_Exercise brief_
Leave out the pictures and transcribe the rest of the records exactly.

_The records_

━━━━━━━━━━━━━━━━━━━━

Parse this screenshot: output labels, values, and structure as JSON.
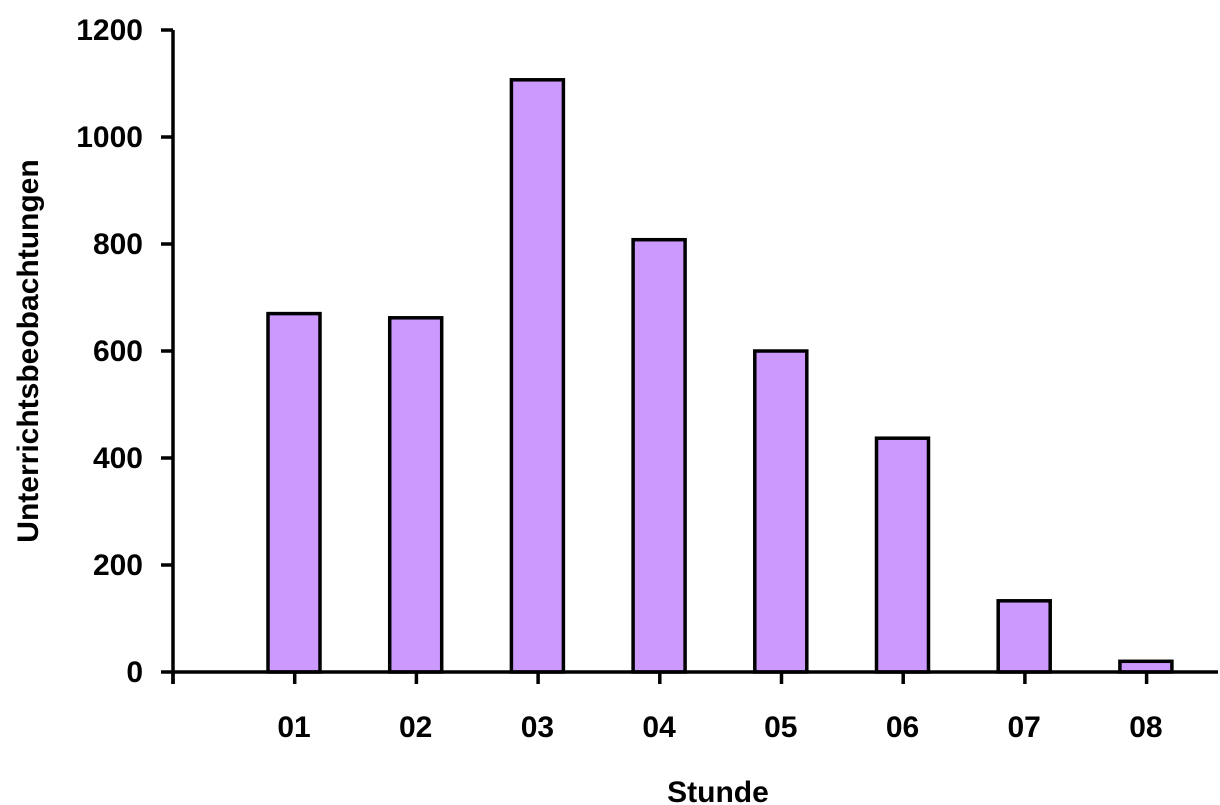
{
  "chart_data": {
    "type": "bar",
    "categories": [
      "01",
      "02",
      "03",
      "04",
      "05",
      "06",
      "07",
      "08"
    ],
    "values": [
      670,
      662,
      1107,
      808,
      600,
      437,
      133,
      20
    ],
    "title": "",
    "xlabel": "Stunde",
    "ylabel": "Unterrichtsbeobachtungen",
    "ylim": [
      0,
      1200
    ],
    "yticks": [
      0,
      200,
      400,
      600,
      800,
      1000,
      1200
    ],
    "grid": false,
    "legend": "none",
    "colors": {
      "bar_fill": "#cc99ff",
      "bar_stroke": "#000000",
      "axis": "#000000"
    }
  }
}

━━━━━━━━━━━━━━━━━━━━

_Reply to the task_
Parse this screenshot: output labels, values, and structure as JSON.
{
  "chart_data": {
    "type": "bar",
    "categories": [
      "01",
      "02",
      "03",
      "04",
      "05",
      "06",
      "07",
      "08"
    ],
    "values": [
      670,
      662,
      1107,
      808,
      600,
      437,
      133,
      20
    ],
    "title": "",
    "xlabel": "Stunde",
    "ylabel": "Unterrichtsbeobachtungen",
    "ylim": [
      0,
      1200
    ],
    "yticks": [
      0,
      200,
      400,
      600,
      800,
      1000,
      1200
    ],
    "grid": false,
    "legend": "none",
    "colors": {
      "bar_fill": "#cc99ff",
      "bar_stroke": "#000000",
      "axis": "#000000"
    }
  }
}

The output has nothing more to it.